— Work to complete —
Please copy every line of the records below that holds the word "котилися".

Dataset rows:
▼

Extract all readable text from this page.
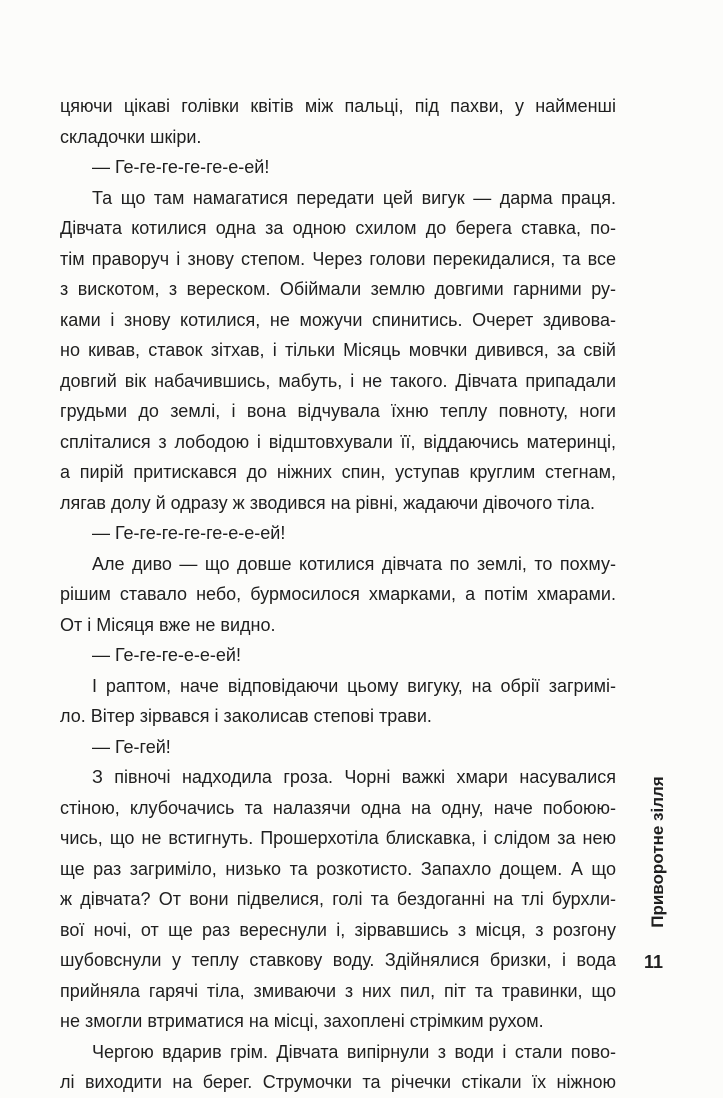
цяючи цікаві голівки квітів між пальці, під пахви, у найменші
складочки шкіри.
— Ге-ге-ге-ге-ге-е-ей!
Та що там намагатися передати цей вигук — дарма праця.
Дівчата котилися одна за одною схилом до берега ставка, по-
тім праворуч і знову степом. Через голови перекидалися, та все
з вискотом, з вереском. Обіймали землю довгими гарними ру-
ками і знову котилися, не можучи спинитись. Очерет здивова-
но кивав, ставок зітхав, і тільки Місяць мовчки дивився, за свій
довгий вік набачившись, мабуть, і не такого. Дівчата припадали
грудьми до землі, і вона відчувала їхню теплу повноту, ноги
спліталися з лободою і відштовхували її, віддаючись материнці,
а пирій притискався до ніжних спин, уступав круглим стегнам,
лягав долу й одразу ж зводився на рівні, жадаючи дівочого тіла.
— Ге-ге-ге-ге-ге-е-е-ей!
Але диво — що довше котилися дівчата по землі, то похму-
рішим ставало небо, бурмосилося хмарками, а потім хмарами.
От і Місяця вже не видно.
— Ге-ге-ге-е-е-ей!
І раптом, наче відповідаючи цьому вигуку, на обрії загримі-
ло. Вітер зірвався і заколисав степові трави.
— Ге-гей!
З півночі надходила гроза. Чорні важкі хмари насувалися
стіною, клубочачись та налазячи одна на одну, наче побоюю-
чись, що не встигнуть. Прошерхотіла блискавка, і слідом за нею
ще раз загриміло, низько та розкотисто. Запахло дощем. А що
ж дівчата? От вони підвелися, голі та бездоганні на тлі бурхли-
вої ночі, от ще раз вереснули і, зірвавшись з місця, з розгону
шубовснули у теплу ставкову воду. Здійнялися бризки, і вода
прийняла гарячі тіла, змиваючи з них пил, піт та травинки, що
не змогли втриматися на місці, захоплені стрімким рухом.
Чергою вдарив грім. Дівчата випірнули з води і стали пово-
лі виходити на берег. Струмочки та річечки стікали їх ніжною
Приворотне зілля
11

▲

— Expected output —
Дівчата котилися одна за одною схилом до берега ставка, по-
ками і знову котилися, не можучи спинитись. Очерет здивова-
Але диво — що довше котилися дівчата по землі, то похму-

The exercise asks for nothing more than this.